Repeat the records verbatim and leave the pictures out of your copy.

=== Input rows ===

━━━━━━━━━━

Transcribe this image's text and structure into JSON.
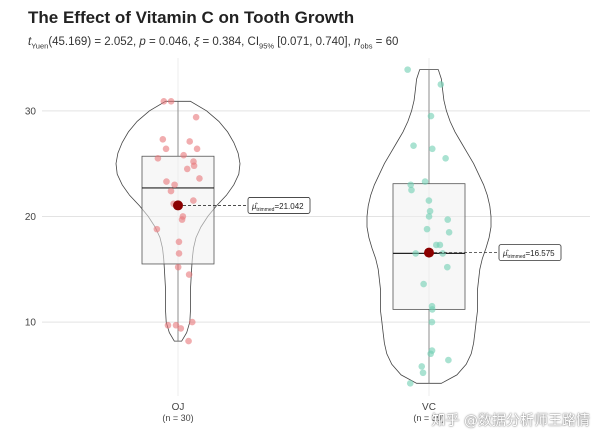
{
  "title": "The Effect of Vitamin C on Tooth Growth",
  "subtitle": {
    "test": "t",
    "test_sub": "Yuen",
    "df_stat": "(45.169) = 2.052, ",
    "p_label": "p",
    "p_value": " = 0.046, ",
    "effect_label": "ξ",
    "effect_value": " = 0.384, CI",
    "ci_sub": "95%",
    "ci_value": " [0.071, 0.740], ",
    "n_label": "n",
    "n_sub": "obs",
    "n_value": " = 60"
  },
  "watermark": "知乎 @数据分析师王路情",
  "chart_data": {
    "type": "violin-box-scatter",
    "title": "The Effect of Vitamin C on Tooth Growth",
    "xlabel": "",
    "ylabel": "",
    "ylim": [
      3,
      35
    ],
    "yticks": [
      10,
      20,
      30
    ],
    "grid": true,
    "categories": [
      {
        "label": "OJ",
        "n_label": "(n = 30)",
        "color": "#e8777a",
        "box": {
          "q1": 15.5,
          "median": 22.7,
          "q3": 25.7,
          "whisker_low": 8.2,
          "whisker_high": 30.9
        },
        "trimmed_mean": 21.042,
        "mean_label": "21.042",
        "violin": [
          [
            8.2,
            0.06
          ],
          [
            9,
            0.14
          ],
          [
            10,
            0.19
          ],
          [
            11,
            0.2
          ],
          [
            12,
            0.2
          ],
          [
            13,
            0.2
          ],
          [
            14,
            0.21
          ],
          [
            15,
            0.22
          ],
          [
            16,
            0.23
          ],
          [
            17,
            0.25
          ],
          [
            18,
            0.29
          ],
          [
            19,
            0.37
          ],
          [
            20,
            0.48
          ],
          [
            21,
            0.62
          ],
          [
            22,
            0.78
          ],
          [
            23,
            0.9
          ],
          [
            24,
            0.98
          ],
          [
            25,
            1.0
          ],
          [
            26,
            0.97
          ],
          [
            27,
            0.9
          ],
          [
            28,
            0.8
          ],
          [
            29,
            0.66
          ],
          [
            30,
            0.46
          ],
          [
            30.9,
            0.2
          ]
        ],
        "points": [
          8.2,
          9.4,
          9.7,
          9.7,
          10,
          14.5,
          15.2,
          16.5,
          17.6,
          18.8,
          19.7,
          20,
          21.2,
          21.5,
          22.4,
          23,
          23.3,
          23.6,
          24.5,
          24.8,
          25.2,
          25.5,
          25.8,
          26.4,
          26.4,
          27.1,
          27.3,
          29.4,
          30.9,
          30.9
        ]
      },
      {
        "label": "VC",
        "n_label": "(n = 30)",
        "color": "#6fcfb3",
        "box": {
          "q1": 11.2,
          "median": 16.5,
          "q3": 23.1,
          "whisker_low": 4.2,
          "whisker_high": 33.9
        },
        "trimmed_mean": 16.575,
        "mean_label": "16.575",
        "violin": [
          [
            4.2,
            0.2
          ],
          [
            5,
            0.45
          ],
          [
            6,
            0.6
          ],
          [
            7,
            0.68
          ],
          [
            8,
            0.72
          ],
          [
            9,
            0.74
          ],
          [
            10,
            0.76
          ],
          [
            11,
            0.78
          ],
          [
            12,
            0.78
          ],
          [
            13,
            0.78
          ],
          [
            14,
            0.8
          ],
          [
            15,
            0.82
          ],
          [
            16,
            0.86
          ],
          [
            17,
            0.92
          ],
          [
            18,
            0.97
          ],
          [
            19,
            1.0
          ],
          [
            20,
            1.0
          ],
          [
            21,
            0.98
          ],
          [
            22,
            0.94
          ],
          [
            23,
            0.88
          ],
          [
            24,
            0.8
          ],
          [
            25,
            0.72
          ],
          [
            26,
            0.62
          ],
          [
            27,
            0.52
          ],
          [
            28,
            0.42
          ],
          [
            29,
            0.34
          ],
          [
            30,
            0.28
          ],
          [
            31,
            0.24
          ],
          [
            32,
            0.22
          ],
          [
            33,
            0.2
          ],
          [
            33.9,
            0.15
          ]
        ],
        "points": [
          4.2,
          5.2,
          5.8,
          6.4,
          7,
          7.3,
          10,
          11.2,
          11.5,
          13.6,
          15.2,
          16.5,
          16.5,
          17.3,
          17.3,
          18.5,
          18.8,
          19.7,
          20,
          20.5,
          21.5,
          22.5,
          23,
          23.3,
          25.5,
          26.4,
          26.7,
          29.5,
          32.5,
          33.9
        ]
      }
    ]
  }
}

━━━━━━━━━━

=== Solution to the problem ===
Transcribe this image's text and structure into JSON.
{
  "title": "The Effect of Vitamin C on Tooth Growth",
  "subtitle": {
    "test": "t",
    "test_sub": "Yuen",
    "df_stat": "(45.169) = 2.052, ",
    "p_label": "p",
    "p_value": " = 0.046, ",
    "effect_label": "ξ",
    "effect_value": " = 0.384, CI",
    "ci_sub": "95%",
    "ci_value": " [0.071, 0.740], ",
    "n_label": "n",
    "n_sub": "obs",
    "n_value": " = 60"
  },
  "watermark": "知乎 @数据分析师王路情",
  "chart_data": {
    "type": "violin-box-scatter",
    "title": "The Effect of Vitamin C on Tooth Growth",
    "xlabel": "",
    "ylabel": "",
    "ylim": [
      3,
      35
    ],
    "yticks": [
      10,
      20,
      30
    ],
    "grid": true,
    "categories": [
      {
        "label": "OJ",
        "n_label": "(n = 30)",
        "color": "#e8777a",
        "box": {
          "q1": 15.5,
          "median": 22.7,
          "q3": 25.7,
          "whisker_low": 8.2,
          "whisker_high": 30.9
        },
        "trimmed_mean": 21.042,
        "mean_label": "21.042",
        "violin": [
          [
            8.2,
            0.06
          ],
          [
            9,
            0.14
          ],
          [
            10,
            0.19
          ],
          [
            11,
            0.2
          ],
          [
            12,
            0.2
          ],
          [
            13,
            0.2
          ],
          [
            14,
            0.21
          ],
          [
            15,
            0.22
          ],
          [
            16,
            0.23
          ],
          [
            17,
            0.25
          ],
          [
            18,
            0.29
          ],
          [
            19,
            0.37
          ],
          [
            20,
            0.48
          ],
          [
            21,
            0.62
          ],
          [
            22,
            0.78
          ],
          [
            23,
            0.9
          ],
          [
            24,
            0.98
          ],
          [
            25,
            1.0
          ],
          [
            26,
            0.97
          ],
          [
            27,
            0.9
          ],
          [
            28,
            0.8
          ],
          [
            29,
            0.66
          ],
          [
            30,
            0.46
          ],
          [
            30.9,
            0.2
          ]
        ],
        "points": [
          8.2,
          9.4,
          9.7,
          9.7,
          10,
          14.5,
          15.2,
          16.5,
          17.6,
          18.8,
          19.7,
          20,
          21.2,
          21.5,
          22.4,
          23,
          23.3,
          23.6,
          24.5,
          24.8,
          25.2,
          25.5,
          25.8,
          26.4,
          26.4,
          27.1,
          27.3,
          29.4,
          30.9,
          30.9
        ]
      },
      {
        "label": "VC",
        "n_label": "(n = 30)",
        "color": "#6fcfb3",
        "box": {
          "q1": 11.2,
          "median": 16.5,
          "q3": 23.1,
          "whisker_low": 4.2,
          "whisker_high": 33.9
        },
        "trimmed_mean": 16.575,
        "mean_label": "16.575",
        "violin": [
          [
            4.2,
            0.2
          ],
          [
            5,
            0.45
          ],
          [
            6,
            0.6
          ],
          [
            7,
            0.68
          ],
          [
            8,
            0.72
          ],
          [
            9,
            0.74
          ],
          [
            10,
            0.76
          ],
          [
            11,
            0.78
          ],
          [
            12,
            0.78
          ],
          [
            13,
            0.78
          ],
          [
            14,
            0.8
          ],
          [
            15,
            0.82
          ],
          [
            16,
            0.86
          ],
          [
            17,
            0.92
          ],
          [
            18,
            0.97
          ],
          [
            19,
            1.0
          ],
          [
            20,
            1.0
          ],
          [
            21,
            0.98
          ],
          [
            22,
            0.94
          ],
          [
            23,
            0.88
          ],
          [
            24,
            0.8
          ],
          [
            25,
            0.72
          ],
          [
            26,
            0.62
          ],
          [
            27,
            0.52
          ],
          [
            28,
            0.42
          ],
          [
            29,
            0.34
          ],
          [
            30,
            0.28
          ],
          [
            31,
            0.24
          ],
          [
            32,
            0.22
          ],
          [
            33,
            0.2
          ],
          [
            33.9,
            0.15
          ]
        ],
        "points": [
          4.2,
          5.2,
          5.8,
          6.4,
          7,
          7.3,
          10,
          11.2,
          11.5,
          13.6,
          15.2,
          16.5,
          16.5,
          17.3,
          17.3,
          18.5,
          18.8,
          19.7,
          20,
          20.5,
          21.5,
          22.5,
          23,
          23.3,
          25.5,
          26.4,
          26.7,
          29.5,
          32.5,
          33.9
        ]
      }
    ]
  }
}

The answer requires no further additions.